EXTRACT PROVIDED below:
You have requested an opinion as to whether the Amite River Basin Commission ("the Commission") is authorized by its enabling statutes to use public funds to hire a public relations firm for lobbying activity — "professional help to get [the Commission's] message across to local and state officials."
The answer is negative; such use of public funds for public relations by the Commission is ultra vires.
The Amite River Basin Commission is a statutory creature of the Louisiana legislature. It has no inherent power and authority. It has only those powers delegated to it by the legislature through its enabling statutes.
LSA-R.S. 38:3306 states the powers of the Commission, including rule-making powers, drainage control authority, construction and maintenance authority, surveying and expropriation authority. All of these powers are incidental to the purpose of the Commission: ". . . to establish adequate drainage, flood control and water resources development to include but not be limited to construction of reservoirs, diversion canals, gravity and pumped drainage systems, and other flood control works." LSA-R.S.38:3302.
There is no statutory authority for the Commission to expend public funds for a public relations campaign to enhance its political reputation or its budgetary and fiscal health. Such expenditures would be without lawful authority. *Page 8
Trusting this to be of sufficient information, I am
Sincerely,
WILLIAM J. GUSTE, JR. Attorney General
BY: __________________________ Charles J. Yeager Assistant Attorney General CJY:tm *Page 9
OPINION NUMBER 90-126A April 4, 1990
15-A — CONSTITUTIONAL LAW 90-A-1 — PUBLIC FUNDS CONTRACTS La. Const. Art. XI, Sec. 4 (1974) La. Const. Art. VII, Sec. 14 (1974) Mr. Jeff M. David LSA-R.S. 18:1465 Vice-Chairman Amite River Basin Commission Public funds generally may be used for P.O. Box 1685 public information function to provide Denham Springs, LA 70727-1685 citizenry with factual information about government: use of public funds to manipulate public opinion is ultra vires and unconstitutional, unless expressly authorized by legislature. Original opinion is affirmed.Dear Jeff:
You have requested a reconsideration of the original opinion herein which found the use of public funds by the Amite River Basin Commission for a public relations campaign to be unauthorized by statute. You have provided the minutes of the regular November 14, 1989 meeting of the commission which memorialize the decision of the commission to hire a public relations agency "for public relations assistance," and requested that the reconsideration opinion focus upon the language of the minutes and reach a specific conclusion as to whether the November 14, 1989 minutes evidence the performance of a prohibited act by the Amite River Basin Commission.
End of EXTRACT PROVIDED.
LISTED RECORDS below:
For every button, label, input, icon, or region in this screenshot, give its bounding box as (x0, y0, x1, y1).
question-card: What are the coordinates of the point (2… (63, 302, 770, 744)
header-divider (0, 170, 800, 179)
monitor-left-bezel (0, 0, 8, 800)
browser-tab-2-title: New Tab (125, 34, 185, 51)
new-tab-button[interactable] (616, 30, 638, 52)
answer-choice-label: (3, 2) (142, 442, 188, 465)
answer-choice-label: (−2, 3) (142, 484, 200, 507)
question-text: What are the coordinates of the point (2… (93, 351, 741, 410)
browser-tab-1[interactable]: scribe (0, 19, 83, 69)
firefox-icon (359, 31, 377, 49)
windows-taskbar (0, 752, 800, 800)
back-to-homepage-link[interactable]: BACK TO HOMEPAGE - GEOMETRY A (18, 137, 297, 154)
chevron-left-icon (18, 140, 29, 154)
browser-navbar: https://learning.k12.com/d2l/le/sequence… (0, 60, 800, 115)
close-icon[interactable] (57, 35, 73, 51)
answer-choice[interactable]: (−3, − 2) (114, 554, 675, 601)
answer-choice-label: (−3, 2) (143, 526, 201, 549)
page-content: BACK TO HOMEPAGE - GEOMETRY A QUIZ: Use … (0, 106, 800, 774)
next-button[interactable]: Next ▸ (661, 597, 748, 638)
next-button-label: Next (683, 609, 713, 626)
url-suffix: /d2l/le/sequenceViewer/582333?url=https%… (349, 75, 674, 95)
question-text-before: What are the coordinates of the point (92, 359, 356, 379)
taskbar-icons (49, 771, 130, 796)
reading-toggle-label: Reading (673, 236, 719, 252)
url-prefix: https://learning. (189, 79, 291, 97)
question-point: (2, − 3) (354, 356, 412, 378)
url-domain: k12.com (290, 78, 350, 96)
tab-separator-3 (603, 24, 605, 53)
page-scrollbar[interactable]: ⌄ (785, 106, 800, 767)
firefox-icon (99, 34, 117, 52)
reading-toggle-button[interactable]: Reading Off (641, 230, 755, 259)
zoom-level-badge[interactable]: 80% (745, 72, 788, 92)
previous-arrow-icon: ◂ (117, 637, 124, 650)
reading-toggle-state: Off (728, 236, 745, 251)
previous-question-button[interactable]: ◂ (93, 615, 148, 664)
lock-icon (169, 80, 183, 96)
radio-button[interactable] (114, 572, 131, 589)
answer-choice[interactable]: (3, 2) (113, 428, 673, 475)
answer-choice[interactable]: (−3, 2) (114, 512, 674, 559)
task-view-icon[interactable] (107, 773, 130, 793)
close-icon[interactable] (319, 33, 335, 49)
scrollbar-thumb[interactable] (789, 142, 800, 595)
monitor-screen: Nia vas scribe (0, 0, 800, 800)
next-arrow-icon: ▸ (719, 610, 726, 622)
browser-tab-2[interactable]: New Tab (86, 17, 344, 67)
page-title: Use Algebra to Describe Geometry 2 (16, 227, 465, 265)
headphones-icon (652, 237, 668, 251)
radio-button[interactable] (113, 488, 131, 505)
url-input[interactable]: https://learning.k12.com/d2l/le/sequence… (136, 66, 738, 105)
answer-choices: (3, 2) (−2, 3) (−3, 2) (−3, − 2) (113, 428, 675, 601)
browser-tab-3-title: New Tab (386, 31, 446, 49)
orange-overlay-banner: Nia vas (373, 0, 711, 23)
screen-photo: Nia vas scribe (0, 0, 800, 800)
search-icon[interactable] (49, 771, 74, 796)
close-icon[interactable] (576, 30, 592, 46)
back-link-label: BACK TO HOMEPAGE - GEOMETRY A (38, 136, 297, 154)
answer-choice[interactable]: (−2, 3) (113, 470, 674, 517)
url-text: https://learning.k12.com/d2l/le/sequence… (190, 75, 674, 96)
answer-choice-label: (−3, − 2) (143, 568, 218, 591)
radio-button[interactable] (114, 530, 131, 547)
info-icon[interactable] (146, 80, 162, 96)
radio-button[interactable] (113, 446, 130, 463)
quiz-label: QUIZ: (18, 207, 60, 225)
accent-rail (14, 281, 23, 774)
End of LISTED RECORDS.
## [PROMPT A]
In the opinion on the Amite River Basin Commission's use of public funds, which statute states the powers of the Commission?
## [PROMPT B]
Proceed with the opinion on the Amite River Basin Commission's public relations spending, picking up right after its last sentence.
The records are separate material with no connection to the opinion.

## [ANSWER SPACE A]
LSA-R.S. 38:3306 states the powers of the Commission.

## [ANSWER SPACE B]
Opinion No. 90-126 answered, in the abstract, a narrow and hypothetical question of law, tendered in the abstract. Opinions of the Attorney General are conceptual; they cannot by their nature find facts, but only answer questions of law.
In reaching its conclusion that the use of public funds for a public relations campaign by state officers or agencies was unlawful unless expressly authorized by the constitution or by statute, the original opinion suffered a misleading ambiguity by its failure to distinguish between "public relations" and "public information." While the conclusion of the original opinion was correct and is hereby affirmed, the facial legality of the Amite River Basin Commission's action of November 14, 1989 can only be analyzed if the legal distinction between lawful public information and unlawful public relations is clearly elucidated. *Page 10
The Louisiana Constitution of 1974 and the Election Code in Title 18 of the Revised Statutes clearly make this distinction with regard to elections on tax referenda, an issue which may be present in the commission's use of these public funds for "public relations assistance." As the result, the distinction generally between the valid governmental function of public information and the ultra vires activity of public relations is well settled in Louisiana law.
La. Const. Art. XI, Sec. 4 (1974) provides:
No public funds shall be used to urge any elector to vote for or against any candidate or proposition, or be appropriated to a candidate or political organization. This provision shall not prohibit the use of public funds for dissemination of factual information relative to a proposition appearing on an election ballot. (Emphasis added.)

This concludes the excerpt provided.